Required work:
Find each line with the word "Reichweite" and copy it.
>> Begin Records to process
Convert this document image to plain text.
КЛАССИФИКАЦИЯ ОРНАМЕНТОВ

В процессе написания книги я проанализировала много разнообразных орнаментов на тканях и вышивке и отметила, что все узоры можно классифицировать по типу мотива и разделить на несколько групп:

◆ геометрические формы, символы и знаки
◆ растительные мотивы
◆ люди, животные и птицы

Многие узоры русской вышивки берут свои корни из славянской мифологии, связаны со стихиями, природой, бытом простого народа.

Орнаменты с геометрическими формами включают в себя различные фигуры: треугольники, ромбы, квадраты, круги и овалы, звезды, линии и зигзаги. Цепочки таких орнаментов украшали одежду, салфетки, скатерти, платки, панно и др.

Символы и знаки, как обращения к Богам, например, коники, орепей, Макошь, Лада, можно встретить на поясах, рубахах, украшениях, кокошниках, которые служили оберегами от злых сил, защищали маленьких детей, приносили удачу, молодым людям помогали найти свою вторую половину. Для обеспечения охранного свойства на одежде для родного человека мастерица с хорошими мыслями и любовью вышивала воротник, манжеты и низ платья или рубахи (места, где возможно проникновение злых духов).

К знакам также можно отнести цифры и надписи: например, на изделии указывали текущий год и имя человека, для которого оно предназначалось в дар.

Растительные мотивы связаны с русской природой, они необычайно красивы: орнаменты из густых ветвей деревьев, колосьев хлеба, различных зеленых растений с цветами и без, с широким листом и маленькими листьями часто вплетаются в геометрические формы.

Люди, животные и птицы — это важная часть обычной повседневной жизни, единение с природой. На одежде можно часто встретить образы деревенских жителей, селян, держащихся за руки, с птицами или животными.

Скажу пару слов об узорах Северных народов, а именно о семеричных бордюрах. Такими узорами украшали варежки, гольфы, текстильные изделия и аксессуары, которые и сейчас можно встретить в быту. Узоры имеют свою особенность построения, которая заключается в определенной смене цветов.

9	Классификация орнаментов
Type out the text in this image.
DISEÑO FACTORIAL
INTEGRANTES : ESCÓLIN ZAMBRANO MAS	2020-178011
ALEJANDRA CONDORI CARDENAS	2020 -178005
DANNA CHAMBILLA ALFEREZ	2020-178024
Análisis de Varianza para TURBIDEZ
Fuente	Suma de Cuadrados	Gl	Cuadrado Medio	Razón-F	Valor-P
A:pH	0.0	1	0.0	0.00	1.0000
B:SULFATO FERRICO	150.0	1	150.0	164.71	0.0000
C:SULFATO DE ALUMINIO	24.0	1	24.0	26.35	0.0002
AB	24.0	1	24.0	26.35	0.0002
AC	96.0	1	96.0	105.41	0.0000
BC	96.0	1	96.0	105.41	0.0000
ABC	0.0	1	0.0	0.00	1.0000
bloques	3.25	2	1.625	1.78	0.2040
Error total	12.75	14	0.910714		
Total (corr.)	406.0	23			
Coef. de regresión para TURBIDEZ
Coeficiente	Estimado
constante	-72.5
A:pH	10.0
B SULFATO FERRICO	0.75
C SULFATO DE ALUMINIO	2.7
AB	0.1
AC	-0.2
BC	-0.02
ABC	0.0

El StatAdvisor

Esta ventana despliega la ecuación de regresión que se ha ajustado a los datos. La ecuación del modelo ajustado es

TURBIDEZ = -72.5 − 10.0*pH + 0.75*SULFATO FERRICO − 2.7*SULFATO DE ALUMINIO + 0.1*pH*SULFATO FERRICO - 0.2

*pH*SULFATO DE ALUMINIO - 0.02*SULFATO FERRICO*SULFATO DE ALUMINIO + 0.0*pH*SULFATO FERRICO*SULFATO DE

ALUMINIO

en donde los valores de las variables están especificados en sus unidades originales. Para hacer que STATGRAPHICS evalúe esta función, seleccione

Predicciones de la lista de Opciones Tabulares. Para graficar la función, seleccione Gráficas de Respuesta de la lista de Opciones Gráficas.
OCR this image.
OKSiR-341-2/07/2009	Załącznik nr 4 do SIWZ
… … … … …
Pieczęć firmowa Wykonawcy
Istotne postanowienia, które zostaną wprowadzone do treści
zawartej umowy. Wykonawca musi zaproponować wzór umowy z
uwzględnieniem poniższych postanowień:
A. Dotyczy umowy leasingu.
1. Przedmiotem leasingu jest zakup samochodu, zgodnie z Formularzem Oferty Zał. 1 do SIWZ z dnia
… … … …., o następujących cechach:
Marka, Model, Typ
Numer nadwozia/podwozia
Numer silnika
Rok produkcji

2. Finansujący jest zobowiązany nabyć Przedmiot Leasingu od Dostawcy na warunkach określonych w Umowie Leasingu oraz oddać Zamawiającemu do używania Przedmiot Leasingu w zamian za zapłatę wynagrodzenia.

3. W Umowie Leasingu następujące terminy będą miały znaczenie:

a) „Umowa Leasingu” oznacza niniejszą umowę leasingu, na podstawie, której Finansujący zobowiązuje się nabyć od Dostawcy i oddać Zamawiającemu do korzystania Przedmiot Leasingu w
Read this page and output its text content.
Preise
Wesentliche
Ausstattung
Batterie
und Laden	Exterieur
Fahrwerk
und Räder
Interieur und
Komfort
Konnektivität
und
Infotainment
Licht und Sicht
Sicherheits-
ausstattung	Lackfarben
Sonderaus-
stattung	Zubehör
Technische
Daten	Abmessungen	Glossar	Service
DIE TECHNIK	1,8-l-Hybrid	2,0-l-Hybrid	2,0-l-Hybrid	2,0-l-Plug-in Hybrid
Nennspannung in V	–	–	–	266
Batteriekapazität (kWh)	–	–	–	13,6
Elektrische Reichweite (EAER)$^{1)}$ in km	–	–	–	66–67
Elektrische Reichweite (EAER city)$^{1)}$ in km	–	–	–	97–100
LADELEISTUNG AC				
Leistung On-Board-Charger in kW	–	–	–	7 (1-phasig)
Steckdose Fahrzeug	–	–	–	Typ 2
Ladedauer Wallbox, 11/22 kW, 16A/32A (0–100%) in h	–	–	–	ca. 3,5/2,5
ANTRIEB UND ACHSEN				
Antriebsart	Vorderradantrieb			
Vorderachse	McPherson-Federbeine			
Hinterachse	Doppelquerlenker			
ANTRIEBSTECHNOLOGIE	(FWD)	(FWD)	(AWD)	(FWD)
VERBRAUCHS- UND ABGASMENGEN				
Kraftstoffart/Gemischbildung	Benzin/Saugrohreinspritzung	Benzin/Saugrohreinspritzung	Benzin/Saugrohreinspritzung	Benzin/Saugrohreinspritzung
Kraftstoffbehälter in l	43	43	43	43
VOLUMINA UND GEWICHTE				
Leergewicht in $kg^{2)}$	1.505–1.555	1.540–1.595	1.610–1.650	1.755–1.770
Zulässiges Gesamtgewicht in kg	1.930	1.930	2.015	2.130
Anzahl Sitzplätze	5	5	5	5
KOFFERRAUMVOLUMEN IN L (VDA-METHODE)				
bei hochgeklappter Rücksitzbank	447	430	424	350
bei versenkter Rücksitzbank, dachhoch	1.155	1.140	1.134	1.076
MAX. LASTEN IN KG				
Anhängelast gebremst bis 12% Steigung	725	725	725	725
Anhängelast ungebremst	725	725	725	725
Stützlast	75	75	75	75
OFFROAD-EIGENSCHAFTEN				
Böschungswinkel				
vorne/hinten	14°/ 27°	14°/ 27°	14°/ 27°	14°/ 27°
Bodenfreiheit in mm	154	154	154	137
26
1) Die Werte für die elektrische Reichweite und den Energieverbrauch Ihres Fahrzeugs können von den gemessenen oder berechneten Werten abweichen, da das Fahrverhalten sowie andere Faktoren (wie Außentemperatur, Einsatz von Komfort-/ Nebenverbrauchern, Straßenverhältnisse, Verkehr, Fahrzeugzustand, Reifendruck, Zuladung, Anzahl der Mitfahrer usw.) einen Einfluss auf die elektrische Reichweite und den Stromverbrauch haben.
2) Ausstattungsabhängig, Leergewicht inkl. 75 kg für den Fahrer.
>> End Records to process
The solution:
Elektrische Reichweite (EAER)$^{1)}$ in km	–	–	–	66–67
Elektrische Reichweite (EAER city)$^{1)}$ in km	–	–	–	97–100
1) Die Werte für die elektrische Reichweite und den Energieverbrauch Ihres Fahrzeugs können von den gemessenen oder berechneten Werten abweichen, da das Fahrverhalten sowie andere Faktoren (wie Außentemperatur, Einsatz von Komfort-/ Nebenverbrauchern, Straßenverhältnisse, Verkehr, Fahrzeugzustand, Reifendruck, Zuladung, Anzahl der Mitfahrer usw.) einen Einfluss auf die elektrische Reichweite und den Stromverbrauch haben.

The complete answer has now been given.